▸ **REQUIREMENTS**
All lines from the line containing "Read out every word on this page." up to and including the last line of the listing below should be echoed exactly; no other lines belong in the response.
===== LISTED RECORDS =====
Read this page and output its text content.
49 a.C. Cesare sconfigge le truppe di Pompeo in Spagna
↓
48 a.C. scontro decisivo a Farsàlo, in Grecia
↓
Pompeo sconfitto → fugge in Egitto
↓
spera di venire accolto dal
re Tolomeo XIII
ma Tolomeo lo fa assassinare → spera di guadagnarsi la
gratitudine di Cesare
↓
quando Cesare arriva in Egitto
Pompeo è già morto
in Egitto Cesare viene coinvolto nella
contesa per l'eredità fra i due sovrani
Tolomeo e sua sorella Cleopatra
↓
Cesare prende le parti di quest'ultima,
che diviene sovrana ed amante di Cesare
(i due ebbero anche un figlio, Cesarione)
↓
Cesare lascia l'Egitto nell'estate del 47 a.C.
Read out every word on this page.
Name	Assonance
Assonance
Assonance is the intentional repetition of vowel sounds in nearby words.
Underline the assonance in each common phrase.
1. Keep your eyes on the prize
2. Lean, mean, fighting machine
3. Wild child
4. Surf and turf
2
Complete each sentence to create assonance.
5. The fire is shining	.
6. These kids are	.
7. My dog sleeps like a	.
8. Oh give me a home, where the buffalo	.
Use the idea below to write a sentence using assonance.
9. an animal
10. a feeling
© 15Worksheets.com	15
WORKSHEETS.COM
=====
▸ **EXERCISE RESULT**
Read out every word on this page.
Name	Assonance
Assonance
Assonance is the intentional repetition of vowel sounds in nearby words.
Underline the assonance in each common phrase.
1. Keep your eyes on the prize
2. Lean, mean, fighting machine
3. Wild child
4. Surf and turf
2
Complete each sentence to create assonance.
5. The fire is shining	.
6. These kids are	.
7. My dog sleeps like a	.
8. Oh give me a home, where the buffalo	.
Use the idea below to write a sentence using assonance.
9. an animal
10. a feeling
© 15Worksheets.com	15
WORKSHEETS.COM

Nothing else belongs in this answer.